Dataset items
[BEGIN]
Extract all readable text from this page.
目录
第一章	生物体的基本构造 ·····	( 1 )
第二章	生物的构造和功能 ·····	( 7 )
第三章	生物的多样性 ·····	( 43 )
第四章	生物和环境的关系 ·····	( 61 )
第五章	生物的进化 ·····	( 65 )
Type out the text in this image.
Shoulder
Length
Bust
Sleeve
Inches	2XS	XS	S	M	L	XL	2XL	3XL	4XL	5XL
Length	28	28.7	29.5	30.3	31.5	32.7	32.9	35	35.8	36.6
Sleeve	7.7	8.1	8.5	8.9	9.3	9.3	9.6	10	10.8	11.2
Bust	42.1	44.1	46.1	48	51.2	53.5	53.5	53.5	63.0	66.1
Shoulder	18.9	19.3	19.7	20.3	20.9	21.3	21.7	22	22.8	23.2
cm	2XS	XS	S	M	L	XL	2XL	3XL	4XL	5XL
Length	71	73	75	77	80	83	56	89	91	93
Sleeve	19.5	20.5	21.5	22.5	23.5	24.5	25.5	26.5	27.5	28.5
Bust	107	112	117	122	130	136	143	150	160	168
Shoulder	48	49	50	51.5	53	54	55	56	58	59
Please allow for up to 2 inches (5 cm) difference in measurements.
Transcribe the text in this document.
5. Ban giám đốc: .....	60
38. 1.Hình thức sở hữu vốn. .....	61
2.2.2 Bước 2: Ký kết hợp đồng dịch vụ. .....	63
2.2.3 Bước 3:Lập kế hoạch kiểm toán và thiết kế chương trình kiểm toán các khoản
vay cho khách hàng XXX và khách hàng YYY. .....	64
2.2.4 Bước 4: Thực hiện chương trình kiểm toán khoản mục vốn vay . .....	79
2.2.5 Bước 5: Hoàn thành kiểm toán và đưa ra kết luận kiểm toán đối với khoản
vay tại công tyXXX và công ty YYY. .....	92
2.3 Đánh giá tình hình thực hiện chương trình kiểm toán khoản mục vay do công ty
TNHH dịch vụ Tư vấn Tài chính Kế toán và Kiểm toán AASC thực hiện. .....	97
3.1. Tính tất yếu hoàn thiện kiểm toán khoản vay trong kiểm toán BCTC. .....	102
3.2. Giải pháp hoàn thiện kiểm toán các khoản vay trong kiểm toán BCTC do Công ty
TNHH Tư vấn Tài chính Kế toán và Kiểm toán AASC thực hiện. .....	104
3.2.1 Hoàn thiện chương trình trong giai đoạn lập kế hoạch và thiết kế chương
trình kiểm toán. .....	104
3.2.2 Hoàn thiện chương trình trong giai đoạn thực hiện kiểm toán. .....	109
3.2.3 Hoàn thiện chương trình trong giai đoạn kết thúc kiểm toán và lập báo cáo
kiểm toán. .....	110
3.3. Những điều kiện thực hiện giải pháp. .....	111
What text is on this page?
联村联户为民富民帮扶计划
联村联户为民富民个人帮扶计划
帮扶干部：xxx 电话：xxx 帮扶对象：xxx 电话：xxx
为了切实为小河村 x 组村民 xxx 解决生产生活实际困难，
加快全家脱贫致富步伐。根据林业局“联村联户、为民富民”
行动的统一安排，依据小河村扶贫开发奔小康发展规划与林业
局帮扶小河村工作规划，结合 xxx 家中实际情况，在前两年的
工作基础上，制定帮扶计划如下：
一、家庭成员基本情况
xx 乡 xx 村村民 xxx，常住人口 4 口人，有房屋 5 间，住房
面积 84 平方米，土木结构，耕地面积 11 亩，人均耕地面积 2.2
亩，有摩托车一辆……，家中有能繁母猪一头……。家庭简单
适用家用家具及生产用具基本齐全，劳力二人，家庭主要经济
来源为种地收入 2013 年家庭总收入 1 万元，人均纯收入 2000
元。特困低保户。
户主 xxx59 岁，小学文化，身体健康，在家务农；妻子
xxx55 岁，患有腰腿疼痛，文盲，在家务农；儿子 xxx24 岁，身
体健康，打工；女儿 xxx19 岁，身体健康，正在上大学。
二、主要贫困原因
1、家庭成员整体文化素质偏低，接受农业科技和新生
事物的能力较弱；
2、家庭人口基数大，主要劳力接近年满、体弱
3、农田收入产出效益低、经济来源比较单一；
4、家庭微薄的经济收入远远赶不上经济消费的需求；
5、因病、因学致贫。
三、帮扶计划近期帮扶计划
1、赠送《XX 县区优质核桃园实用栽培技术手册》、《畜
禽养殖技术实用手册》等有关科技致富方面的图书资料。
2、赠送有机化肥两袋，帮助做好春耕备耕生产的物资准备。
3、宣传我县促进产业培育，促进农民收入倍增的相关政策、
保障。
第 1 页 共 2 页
[END]
EXERCISE TASK: Copy every line of the records word for word.

EXERCISE RESPONSE:
Extract all readable text from this page.
目录
第一章	生物体的基本构造 ·····	( 1 )
第二章	生物的构造和功能 ·····	( 7 )
第三章	生物的多样性 ·····	( 43 )
第四章	生物和环境的关系 ·····	( 61 )
第五章	生物的进化 ·····	( 65 )
Type out the text in this image.
Shoulder
Length
Bust
Sleeve
Inches	2XS	XS	S	M	L	XL	2XL	3XL	4XL	5XL
Length	28	28.7	29.5	30.3	31.5	32.7	32.9	35	35.8	36.6
Sleeve	7.7	8.1	8.5	8.9	9.3	9.3	9.6	10	10.8	11.2
Bust	42.1	44.1	46.1	48	51.2	53.5	53.5	53.5	63.0	66.1
Shoulder	18.9	19.3	19.7	20.3	20.9	21.3	21.7	22	22.8	23.2
cm	2XS	XS	S	M	L	XL	2XL	3XL	4XL	5XL
Length	71	73	75	77	80	83	56	89	91	93
Sleeve	19.5	20.5	21.5	22.5	23.5	24.5	25.5	26.5	27.5	28.5
Bust	107	112	117	122	130	136	143	150	160	168
Shoulder	48	49	50	51.5	53	54	55	56	58	59
Please allow for up to 2 inches (5 cm) difference in measurements.
Transcribe the text in this document.
5. Ban giám đốc: .....	60
38. 1.Hình thức sở hữu vốn. .....	61
2.2.2 Bước 2: Ký kết hợp đồng dịch vụ. .....	63
2.2.3 Bước 3:Lập kế hoạch kiểm toán và thiết kế chương trình kiểm toán các khoản
vay cho khách hàng XXX và khách hàng YYY. .....	64
2.2.4 Bước 4: Thực hiện chương trình kiểm toán khoản mục vốn vay . .....	79
2.2.5 Bước 5: Hoàn thành kiểm toán và đưa ra kết luận kiểm toán đối với khoản
vay tại công tyXXX và công ty YYY. .....	92
2.3 Đánh giá tình hình thực hiện chương trình kiểm toán khoản mục vay do công ty
TNHH dịch vụ Tư vấn Tài chính Kế toán và Kiểm toán AASC thực hiện. .....	97
3.1. Tính tất yếu hoàn thiện kiểm toán khoản vay trong kiểm toán BCTC. .....	102
3.2. Giải pháp hoàn thiện kiểm toán các khoản vay trong kiểm toán BCTC do Công ty
TNHH Tư vấn Tài chính Kế toán và Kiểm toán AASC thực hiện. .....	104
3.2.1 Hoàn thiện chương trình trong giai đoạn lập kế hoạch và thiết kế chương
trình kiểm toán. .....	104
3.2.2 Hoàn thiện chương trình trong giai đoạn thực hiện kiểm toán. .....	109
3.2.3 Hoàn thiện chương trình trong giai đoạn kết thúc kiểm toán và lập báo cáo
kiểm toán. .....	110
3.3. Những điều kiện thực hiện giải pháp. .....	111
What text is on this page?
联村联户为民富民帮扶计划
联村联户为民富民个人帮扶计划
帮扶干部：xxx 电话：xxx 帮扶对象：xxx 电话：xxx
为了切实为小河村 x 组村民 xxx 解决生产生活实际困难，
加快全家脱贫致富步伐。根据林业局“联村联户、为民富民”
行动的统一安排，依据小河村扶贫开发奔小康发展规划与林业
局帮扶小河村工作规划，结合 xxx 家中实际情况，在前两年的
工作基础上，制定帮扶计划如下：
一、家庭成员基本情况
xx 乡 xx 村村民 xxx，常住人口 4 口人，有房屋 5 间，住房
面积 84 平方米，土木结构，耕地面积 11 亩，人均耕地面积 2.2
亩，有摩托车一辆……，家中有能繁母猪一头……。家庭简单
适用家用家具及生产用具基本齐全，劳力二人，家庭主要经济
来源为种地收入 2013 年家庭总收入 1 万元，人均纯收入 2000
元。特困低保户。
户主 xxx59 岁，小学文化，身体健康，在家务农；妻子
xxx55 岁，患有腰腿疼痛，文盲，在家务农；儿子 xxx24 岁，身
体健康，打工；女儿 xxx19 岁，身体健康，正在上大学。
二、主要贫困原因
1、家庭成员整体文化素质偏低，接受农业科技和新生
事物的能力较弱；
2、家庭人口基数大，主要劳力接近年满、体弱
3、农田收入产出效益低、经济来源比较单一；
4、家庭微薄的经济收入远远赶不上经济消费的需求；
5、因病、因学致贫。
三、帮扶计划近期帮扶计划
1、赠送《XX 县区优质核桃园实用栽培技术手册》、《畜
禽养殖技术实用手册》等有关科技致富方面的图书资料。
2、赠送有机化肥两袋，帮助做好春耕备耕生产的物资准备。
3、宣传我县促进产业培育，促进农民收入倍增的相关政策、
保障。
第 1 页 共 2 页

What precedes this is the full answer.